**Problem requirements**.
Render the following material again verbatim, leaving nothing out.

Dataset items
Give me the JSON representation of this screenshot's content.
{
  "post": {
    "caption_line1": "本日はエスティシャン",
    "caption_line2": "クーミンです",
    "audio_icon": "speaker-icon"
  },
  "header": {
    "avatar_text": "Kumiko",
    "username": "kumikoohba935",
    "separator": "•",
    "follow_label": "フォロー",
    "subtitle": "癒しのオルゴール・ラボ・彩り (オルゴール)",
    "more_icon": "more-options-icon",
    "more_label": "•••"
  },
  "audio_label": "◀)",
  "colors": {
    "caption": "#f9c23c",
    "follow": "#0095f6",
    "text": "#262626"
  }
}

**Exercise answer**.
Give me the JSON representation of this screenshot's content.
{
  "post": {
    "caption_line1": "本日はエスティシャン",
    "caption_line2": "クーミンです",
    "audio_icon": "speaker-icon"
  },
  "header": {
    "avatar_text": "Kumiko",
    "username": "kumikoohba935",
    "separator": "•",
    "follow_label": "フォロー",
    "subtitle": "癒しのオルゴール・ラボ・彩り (オルゴール)",
    "more_icon": "more-options-icon",
    "more_label": "•••"
  },
  "audio_label": "◀)",
  "colors": {
    "caption": "#f9c23c",
    "follow": "#0095f6",
    "text": "#262626"
  }
}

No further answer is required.